→ Stated problem: Select all lines holding the word "structure" from the entries that follow.
****
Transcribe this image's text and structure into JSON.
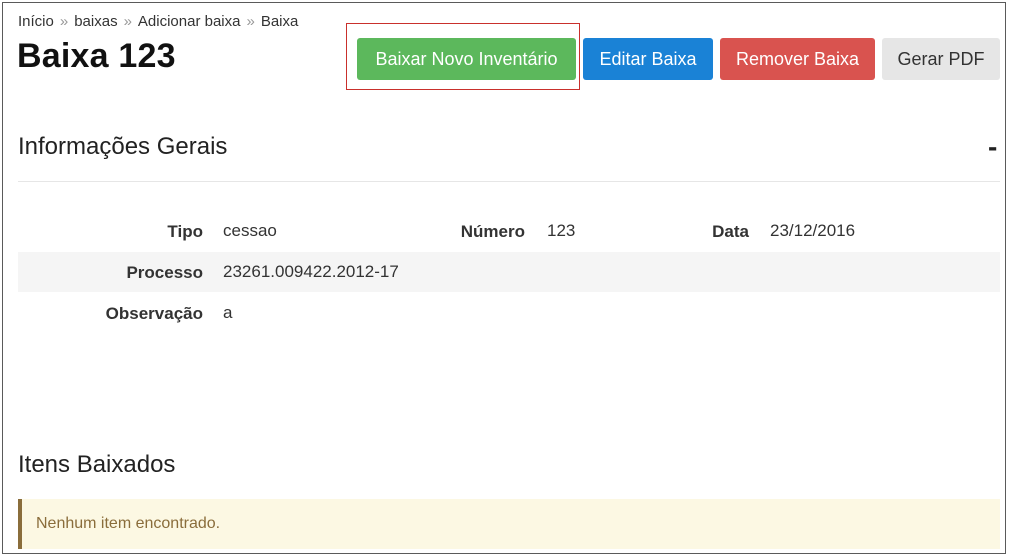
{
  "breadcrumb": {
    "items": [
      "Início",
      "baixas",
      "Adicionar baixa",
      "Baixa"
    ],
    "separator": "»"
  },
  "page": {
    "title": "Baixa 123"
  },
  "actions": {
    "new_inventory": "Baixar Novo Inventário",
    "edit": "Editar Baixa",
    "remove": "Remover Baixa",
    "pdf": "Gerar PDF"
  },
  "general_info": {
    "title": "Informações Gerais",
    "toggle": "-",
    "fields": {
      "tipo": {
        "label": "Tipo",
        "value": "cessao"
      },
      "numero": {
        "label": "Número",
        "value": "123"
      },
      "data": {
        "label": "Data",
        "value": "23/12/2016"
      },
      "processo": {
        "label": "Processo",
        "value": "23261.009422.2012-17"
      },
      "observacao": {
        "label": "Observação",
        "value": "a"
      }
    }
  },
  "items_section": {
    "title": "Itens Baixados",
    "empty_message": "Nenhum item encontrado."
  },
  "colors": {
    "success": "#5cb85c",
    "primary": "#1a82d6",
    "danger": "#d9534f",
    "default": "#e6e6e6",
    "highlight": "#c9302c",
    "warning_bg": "#fcf8e3",
    "warning_text": "#8a6d3b"
  }
}
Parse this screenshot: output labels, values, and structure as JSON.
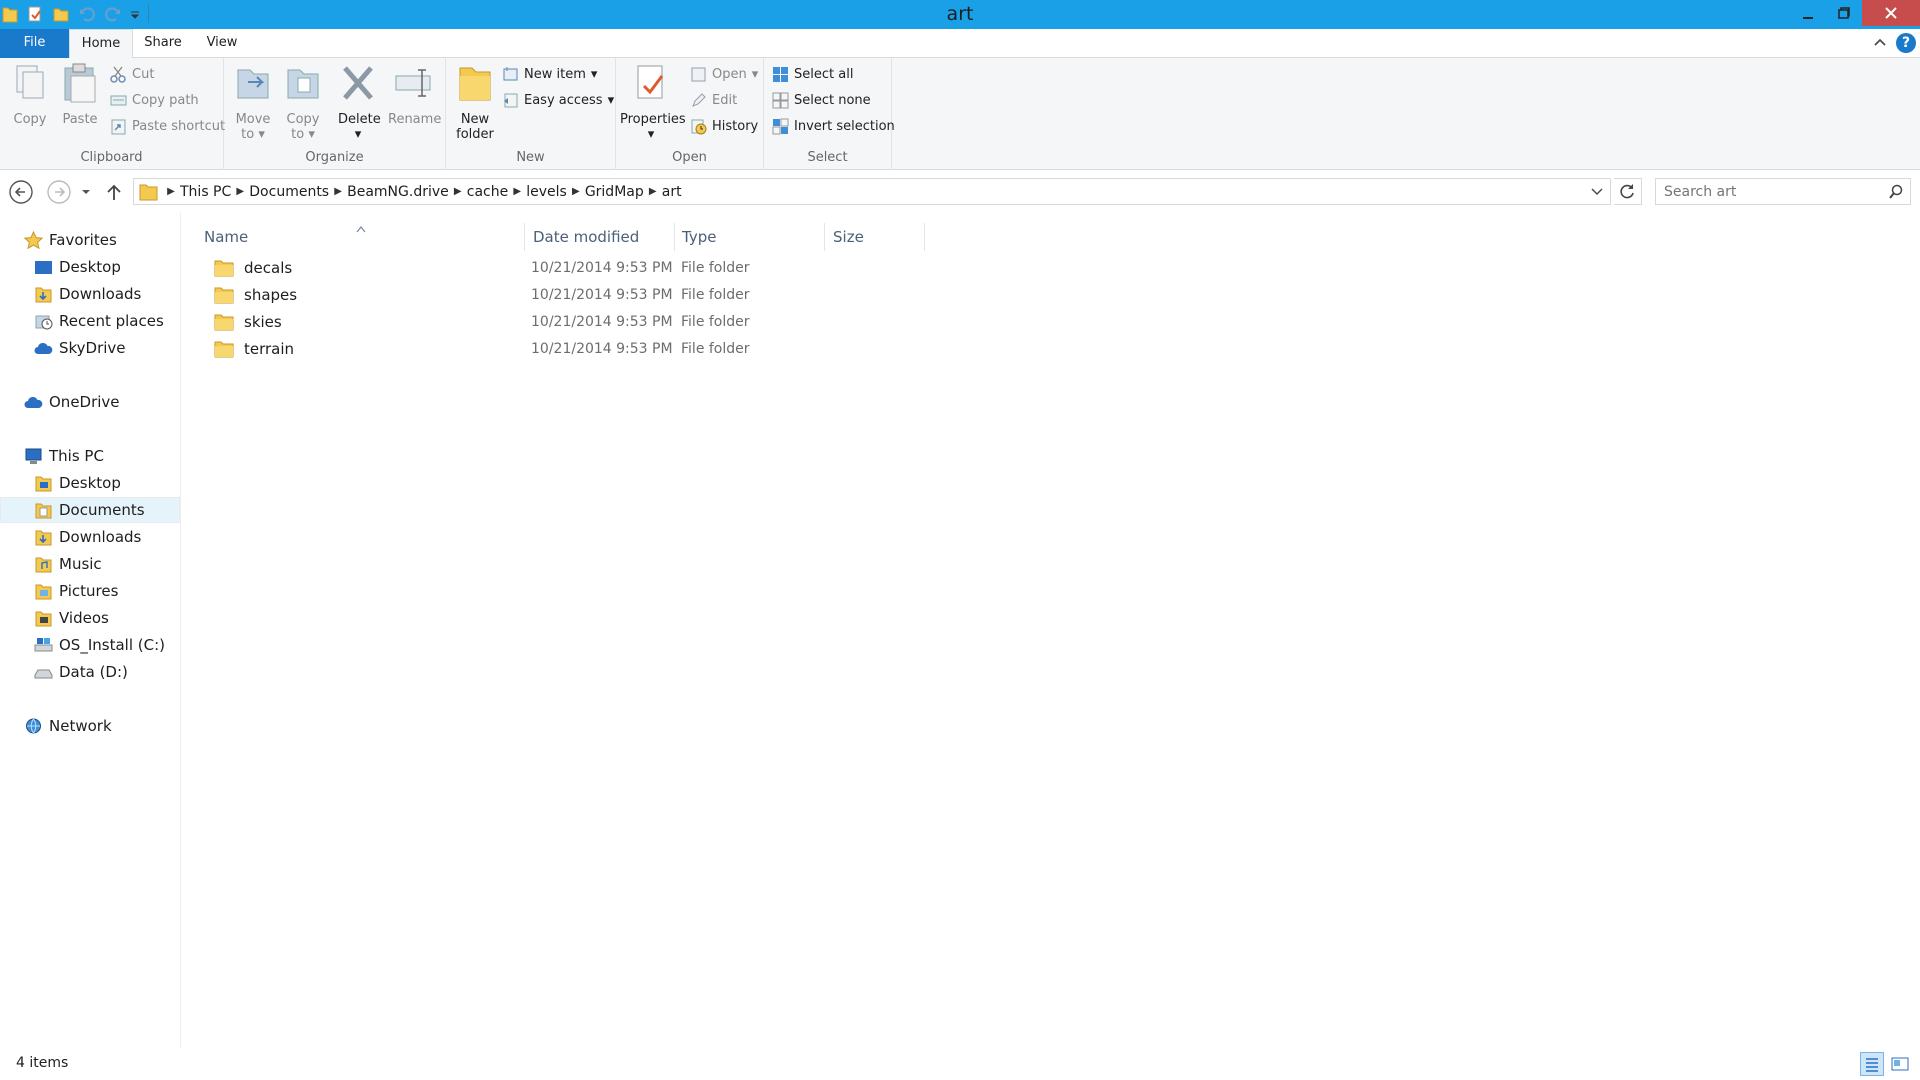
{
  "window": {
    "title": "art",
    "colors": {
      "titlebar": "#1aa0e6",
      "file_tab": "#1979ca",
      "close": "#c74c4c"
    }
  },
  "tabs": {
    "file": "File",
    "home": "Home",
    "share": "Share",
    "view": "View"
  },
  "ribbon": {
    "clipboard": {
      "label": "Clipboard",
      "copy": "Copy",
      "paste": "Paste",
      "cut": "Cut",
      "copy_path": "Copy path",
      "paste_shortcut": "Paste shortcut"
    },
    "organize": {
      "label": "Organize",
      "move_to_1": "Move",
      "move_to_2": "to",
      "copy_to_1": "Copy",
      "copy_to_2": "to",
      "delete": "Delete",
      "rename": "Rename"
    },
    "new": {
      "label": "New",
      "new_folder_1": "New",
      "new_folder_2": "folder",
      "new_item": "New item",
      "easy_access": "Easy access"
    },
    "open": {
      "label": "Open",
      "properties": "Properties",
      "open": "Open",
      "edit": "Edit",
      "history": "History"
    },
    "select": {
      "label": "Select",
      "select_all": "Select all",
      "select_none": "Select none",
      "invert_selection": "Invert selection"
    }
  },
  "address": {
    "crumbs": [
      "This PC",
      "Documents",
      "BeamNG.drive",
      "cache",
      "levels",
      "GridMap",
      "art"
    ],
    "search_placeholder": "Search art"
  },
  "nav": {
    "favorites": "Favorites",
    "fav_items": [
      "Desktop",
      "Downloads",
      "Recent places",
      "SkyDrive"
    ],
    "onedrive": "OneDrive",
    "this_pc": "This PC",
    "pc_items": [
      "Desktop",
      "Documents",
      "Downloads",
      "Music",
      "Pictures",
      "Videos",
      "OS_Install (C:)",
      "Data (D:)"
    ],
    "network": "Network"
  },
  "columns": {
    "name": "Name",
    "date": "Date modified",
    "type": "Type",
    "size": "Size"
  },
  "files": [
    {
      "name": "decals",
      "date": "10/21/2014 9:53 PM",
      "type": "File folder"
    },
    {
      "name": "shapes",
      "date": "10/21/2014 9:53 PM",
      "type": "File folder"
    },
    {
      "name": "skies",
      "date": "10/21/2014 9:53 PM",
      "type": "File folder"
    },
    {
      "name": "terrain",
      "date": "10/21/2014 9:53 PM",
      "type": "File folder"
    }
  ],
  "status": {
    "count": "4 items"
  }
}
****
→ Full response:
Transcribe this image's text and structure into JSON.
Parse this screenshot: output labels, values, and structure as JSON.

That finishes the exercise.